WHAT IS ASKED:
How many lines of the records below contain the word "作为党委书记"? Answer with the number alone.

------ RECORD EXTRACTS

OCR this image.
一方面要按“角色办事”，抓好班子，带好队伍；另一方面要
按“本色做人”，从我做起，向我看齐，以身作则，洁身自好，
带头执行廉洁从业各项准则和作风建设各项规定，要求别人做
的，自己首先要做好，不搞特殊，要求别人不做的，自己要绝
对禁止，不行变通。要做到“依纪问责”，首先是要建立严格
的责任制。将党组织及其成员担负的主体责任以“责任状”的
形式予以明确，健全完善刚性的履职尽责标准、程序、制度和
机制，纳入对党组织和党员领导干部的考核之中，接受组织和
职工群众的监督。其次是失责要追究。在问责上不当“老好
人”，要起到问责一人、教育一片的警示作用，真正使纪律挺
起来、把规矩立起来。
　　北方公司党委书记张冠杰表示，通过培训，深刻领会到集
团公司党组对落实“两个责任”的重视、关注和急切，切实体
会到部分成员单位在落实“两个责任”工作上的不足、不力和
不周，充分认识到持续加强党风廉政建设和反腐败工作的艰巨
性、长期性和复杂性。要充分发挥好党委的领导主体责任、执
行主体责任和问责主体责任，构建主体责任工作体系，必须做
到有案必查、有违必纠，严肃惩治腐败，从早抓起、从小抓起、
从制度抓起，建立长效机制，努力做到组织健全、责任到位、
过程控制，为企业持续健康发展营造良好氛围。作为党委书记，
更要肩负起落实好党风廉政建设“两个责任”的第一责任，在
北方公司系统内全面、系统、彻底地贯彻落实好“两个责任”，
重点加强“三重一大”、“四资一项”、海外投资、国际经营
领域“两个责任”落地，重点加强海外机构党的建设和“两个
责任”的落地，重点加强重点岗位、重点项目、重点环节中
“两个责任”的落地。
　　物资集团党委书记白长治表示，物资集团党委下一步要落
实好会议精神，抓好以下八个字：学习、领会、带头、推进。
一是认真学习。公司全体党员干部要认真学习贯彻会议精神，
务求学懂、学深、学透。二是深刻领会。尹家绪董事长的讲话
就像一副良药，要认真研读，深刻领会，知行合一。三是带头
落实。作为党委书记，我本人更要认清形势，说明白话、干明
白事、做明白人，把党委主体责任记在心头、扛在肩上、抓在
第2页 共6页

------------
------ RECORD EXTRACTS

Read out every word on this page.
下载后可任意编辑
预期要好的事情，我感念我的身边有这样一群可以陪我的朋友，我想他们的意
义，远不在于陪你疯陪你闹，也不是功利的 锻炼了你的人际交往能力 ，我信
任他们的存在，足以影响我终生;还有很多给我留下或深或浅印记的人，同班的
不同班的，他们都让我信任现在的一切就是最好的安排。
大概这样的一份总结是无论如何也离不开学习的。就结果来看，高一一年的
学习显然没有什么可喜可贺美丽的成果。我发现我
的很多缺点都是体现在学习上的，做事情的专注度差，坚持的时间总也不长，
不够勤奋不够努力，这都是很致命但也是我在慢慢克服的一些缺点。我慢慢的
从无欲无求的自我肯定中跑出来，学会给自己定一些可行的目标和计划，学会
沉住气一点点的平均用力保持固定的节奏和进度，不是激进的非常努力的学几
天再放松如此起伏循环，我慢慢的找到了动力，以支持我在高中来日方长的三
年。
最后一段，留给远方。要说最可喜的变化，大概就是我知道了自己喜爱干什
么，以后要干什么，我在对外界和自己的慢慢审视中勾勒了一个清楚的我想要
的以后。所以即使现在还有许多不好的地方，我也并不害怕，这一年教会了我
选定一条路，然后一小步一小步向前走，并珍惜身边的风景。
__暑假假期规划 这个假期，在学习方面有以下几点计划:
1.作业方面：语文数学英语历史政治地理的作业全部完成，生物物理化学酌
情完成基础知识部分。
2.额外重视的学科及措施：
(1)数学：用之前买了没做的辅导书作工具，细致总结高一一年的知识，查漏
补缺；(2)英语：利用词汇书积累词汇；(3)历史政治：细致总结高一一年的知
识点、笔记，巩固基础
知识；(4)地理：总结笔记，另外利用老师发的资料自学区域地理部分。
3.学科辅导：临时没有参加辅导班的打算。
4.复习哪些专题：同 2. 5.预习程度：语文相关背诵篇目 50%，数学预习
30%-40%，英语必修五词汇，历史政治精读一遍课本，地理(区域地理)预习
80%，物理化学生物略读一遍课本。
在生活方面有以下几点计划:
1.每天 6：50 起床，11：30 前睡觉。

------------
------ RECORD EXTRACTS

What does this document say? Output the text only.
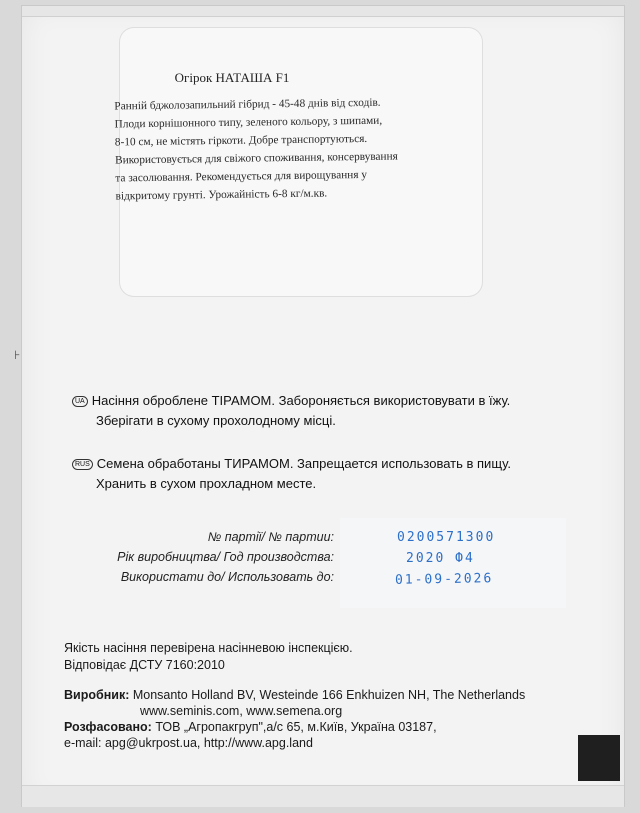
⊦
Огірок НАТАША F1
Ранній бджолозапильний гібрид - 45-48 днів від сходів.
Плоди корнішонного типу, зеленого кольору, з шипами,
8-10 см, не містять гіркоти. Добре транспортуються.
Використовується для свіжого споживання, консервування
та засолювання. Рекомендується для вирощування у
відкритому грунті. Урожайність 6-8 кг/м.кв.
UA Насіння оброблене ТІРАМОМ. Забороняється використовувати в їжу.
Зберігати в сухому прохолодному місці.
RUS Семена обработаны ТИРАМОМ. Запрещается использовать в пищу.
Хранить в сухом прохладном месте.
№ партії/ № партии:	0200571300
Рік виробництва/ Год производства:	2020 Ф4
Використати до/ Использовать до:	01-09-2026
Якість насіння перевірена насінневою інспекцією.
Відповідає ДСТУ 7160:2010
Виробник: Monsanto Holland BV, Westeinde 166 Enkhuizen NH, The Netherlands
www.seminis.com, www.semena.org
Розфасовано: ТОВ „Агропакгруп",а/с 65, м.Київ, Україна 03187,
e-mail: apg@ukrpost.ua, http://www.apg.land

------------

EXERCISE ANSWER:
2